● Your instructions
Lines that contain the string "type" are to be copied; leave out all others.

● Extracted entries
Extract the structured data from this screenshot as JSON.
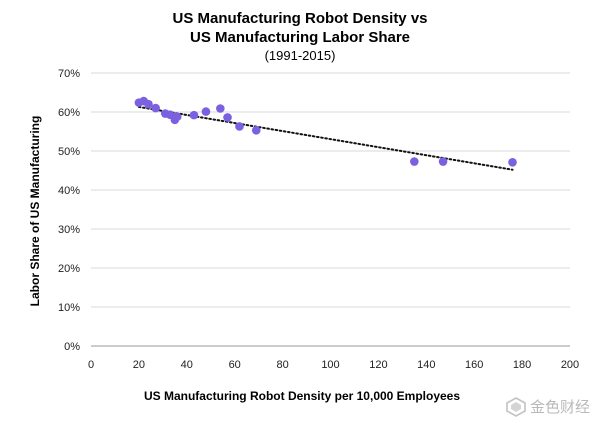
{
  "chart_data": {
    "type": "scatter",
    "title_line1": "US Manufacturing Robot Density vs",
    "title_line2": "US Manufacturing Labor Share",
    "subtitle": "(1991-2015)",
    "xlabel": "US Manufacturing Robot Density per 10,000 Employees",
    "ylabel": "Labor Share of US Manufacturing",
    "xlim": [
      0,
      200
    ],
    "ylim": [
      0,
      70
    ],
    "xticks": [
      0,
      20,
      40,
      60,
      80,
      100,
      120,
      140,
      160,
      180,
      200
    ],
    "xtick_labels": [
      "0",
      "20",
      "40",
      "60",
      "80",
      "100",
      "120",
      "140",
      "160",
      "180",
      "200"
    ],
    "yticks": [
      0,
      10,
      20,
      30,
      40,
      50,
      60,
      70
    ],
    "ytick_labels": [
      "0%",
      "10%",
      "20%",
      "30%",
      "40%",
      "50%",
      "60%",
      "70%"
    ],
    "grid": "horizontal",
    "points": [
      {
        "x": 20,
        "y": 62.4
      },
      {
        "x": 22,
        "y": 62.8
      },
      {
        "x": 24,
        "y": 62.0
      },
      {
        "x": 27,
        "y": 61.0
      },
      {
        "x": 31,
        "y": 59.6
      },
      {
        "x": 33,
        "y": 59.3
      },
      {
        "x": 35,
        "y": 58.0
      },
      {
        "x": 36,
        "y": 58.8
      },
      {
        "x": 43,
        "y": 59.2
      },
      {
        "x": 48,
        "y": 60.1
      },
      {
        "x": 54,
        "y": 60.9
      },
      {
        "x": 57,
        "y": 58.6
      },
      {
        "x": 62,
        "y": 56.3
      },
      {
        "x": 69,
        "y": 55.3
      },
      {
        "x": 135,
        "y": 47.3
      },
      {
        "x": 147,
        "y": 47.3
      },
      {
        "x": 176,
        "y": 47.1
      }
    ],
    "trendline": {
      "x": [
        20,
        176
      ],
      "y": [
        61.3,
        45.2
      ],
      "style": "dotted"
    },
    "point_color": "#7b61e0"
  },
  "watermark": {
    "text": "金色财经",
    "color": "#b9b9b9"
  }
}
==
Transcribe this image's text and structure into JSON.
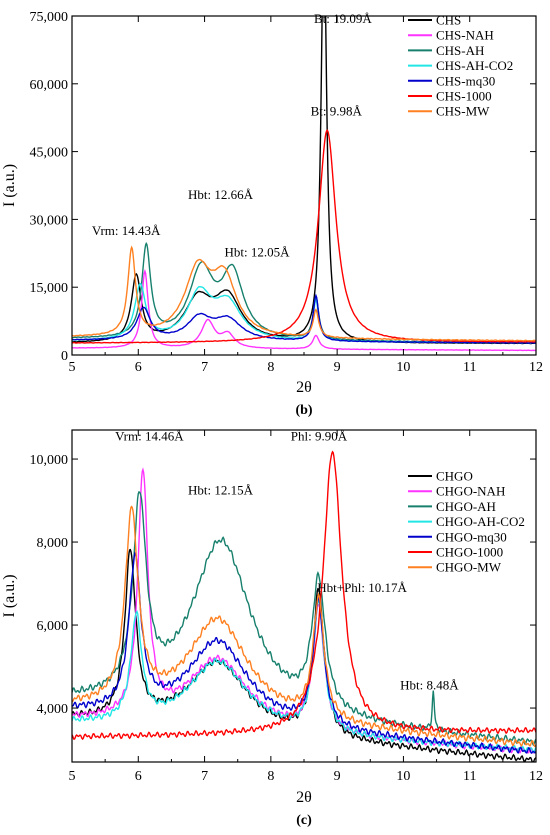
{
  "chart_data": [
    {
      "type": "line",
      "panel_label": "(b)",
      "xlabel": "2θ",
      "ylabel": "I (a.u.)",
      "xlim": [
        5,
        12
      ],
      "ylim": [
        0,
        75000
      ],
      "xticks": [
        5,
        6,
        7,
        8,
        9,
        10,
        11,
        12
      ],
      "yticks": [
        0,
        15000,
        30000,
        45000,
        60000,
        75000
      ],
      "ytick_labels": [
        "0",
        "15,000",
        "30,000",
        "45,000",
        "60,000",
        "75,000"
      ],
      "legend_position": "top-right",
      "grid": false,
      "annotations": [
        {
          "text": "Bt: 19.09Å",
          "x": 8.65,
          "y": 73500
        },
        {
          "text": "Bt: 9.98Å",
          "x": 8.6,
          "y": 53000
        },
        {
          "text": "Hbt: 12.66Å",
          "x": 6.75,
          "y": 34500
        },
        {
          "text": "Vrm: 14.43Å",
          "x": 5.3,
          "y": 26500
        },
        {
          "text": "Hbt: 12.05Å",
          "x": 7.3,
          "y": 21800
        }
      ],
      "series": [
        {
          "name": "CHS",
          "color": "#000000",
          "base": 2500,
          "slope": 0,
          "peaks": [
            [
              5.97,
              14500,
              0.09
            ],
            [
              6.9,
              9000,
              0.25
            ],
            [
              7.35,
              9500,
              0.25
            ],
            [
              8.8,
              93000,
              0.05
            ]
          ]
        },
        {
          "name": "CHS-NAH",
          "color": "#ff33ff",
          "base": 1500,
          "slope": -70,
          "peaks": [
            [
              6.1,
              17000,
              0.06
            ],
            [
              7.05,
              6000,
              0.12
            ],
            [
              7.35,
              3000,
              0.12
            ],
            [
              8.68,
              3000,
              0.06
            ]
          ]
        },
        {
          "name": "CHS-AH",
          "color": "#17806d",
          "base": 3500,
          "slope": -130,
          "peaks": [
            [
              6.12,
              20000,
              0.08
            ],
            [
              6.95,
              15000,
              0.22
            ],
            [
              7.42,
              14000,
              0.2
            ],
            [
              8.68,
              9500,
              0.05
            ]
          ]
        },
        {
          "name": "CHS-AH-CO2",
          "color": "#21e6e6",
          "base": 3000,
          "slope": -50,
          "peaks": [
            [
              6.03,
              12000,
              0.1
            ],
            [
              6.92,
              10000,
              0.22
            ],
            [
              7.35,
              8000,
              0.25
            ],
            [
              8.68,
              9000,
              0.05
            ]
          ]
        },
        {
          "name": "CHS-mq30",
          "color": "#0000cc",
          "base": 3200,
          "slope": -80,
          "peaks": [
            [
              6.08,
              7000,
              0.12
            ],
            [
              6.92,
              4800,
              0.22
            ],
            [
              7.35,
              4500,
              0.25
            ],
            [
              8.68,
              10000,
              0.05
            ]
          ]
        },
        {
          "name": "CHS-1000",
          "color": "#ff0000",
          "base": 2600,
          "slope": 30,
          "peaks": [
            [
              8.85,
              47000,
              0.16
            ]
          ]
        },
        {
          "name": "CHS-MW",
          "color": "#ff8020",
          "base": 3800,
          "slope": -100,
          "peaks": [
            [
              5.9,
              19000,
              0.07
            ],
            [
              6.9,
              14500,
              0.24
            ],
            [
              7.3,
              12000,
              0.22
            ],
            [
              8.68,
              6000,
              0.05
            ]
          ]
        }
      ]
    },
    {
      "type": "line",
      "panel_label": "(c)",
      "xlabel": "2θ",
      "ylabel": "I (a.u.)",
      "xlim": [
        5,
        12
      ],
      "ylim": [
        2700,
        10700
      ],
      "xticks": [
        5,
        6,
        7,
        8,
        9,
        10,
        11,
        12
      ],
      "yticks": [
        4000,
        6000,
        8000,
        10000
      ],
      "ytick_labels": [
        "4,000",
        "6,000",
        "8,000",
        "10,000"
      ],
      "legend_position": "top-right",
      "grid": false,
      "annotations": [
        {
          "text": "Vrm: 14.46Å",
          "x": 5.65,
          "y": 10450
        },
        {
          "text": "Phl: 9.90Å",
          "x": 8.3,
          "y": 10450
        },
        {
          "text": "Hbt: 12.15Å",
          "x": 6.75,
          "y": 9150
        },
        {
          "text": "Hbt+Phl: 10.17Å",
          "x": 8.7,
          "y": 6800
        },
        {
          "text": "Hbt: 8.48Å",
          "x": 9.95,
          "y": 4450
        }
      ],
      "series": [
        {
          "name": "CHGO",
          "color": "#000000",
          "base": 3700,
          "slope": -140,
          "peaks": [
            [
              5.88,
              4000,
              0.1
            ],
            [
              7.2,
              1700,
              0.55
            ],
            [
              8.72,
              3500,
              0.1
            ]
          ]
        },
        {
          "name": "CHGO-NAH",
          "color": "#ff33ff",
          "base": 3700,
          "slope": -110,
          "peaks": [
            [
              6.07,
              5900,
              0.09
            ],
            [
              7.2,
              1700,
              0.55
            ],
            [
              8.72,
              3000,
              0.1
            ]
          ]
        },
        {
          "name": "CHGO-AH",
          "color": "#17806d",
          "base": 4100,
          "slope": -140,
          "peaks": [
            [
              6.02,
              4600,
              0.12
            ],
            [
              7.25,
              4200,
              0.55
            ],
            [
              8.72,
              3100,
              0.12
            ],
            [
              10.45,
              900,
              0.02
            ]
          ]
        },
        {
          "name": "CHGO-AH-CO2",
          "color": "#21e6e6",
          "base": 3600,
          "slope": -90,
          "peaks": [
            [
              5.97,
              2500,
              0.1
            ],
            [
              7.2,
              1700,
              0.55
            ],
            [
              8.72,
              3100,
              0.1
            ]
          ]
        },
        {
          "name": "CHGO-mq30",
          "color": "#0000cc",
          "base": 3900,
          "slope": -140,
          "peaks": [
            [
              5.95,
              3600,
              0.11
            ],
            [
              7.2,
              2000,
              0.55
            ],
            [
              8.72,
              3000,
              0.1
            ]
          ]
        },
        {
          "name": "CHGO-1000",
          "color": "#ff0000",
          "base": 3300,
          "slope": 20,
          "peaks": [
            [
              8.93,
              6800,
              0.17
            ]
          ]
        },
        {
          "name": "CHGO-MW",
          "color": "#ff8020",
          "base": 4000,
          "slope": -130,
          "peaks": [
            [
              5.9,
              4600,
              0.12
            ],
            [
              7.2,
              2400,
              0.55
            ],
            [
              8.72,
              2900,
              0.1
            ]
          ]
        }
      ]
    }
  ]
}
--
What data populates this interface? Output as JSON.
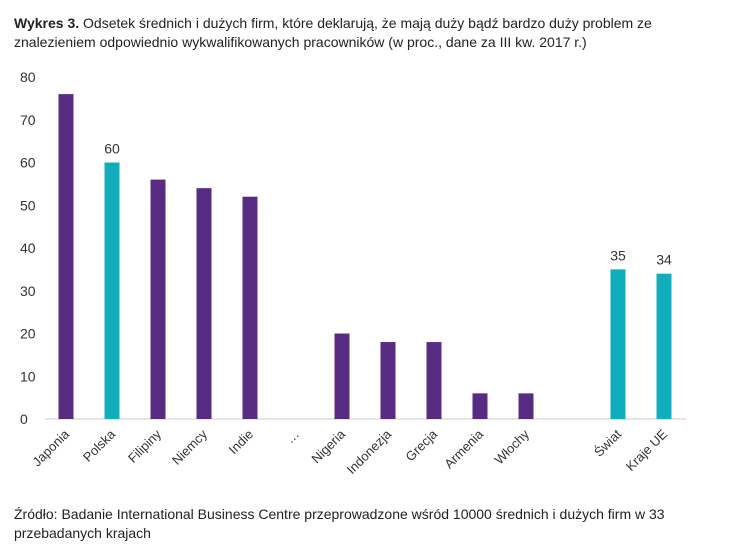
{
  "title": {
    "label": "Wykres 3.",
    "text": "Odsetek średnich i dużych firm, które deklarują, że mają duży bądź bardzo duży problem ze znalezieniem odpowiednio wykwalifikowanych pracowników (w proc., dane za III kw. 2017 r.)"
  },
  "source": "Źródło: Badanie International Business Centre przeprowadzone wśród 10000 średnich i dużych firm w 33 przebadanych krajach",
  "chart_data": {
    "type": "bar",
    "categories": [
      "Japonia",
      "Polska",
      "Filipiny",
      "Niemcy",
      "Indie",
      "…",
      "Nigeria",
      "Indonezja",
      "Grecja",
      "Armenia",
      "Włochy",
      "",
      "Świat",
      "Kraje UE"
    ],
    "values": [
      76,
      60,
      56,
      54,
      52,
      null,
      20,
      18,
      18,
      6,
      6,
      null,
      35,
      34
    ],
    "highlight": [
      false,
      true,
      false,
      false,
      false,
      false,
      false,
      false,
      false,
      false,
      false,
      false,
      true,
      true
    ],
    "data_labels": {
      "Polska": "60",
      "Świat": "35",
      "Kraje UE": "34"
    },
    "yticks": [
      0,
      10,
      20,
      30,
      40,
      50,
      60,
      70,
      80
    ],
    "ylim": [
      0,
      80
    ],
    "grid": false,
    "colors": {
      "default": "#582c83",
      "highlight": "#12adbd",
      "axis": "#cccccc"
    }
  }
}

● Final answer
    "type": "scatter",
      "type": "line",
      "type": "line",
    "type": "bar",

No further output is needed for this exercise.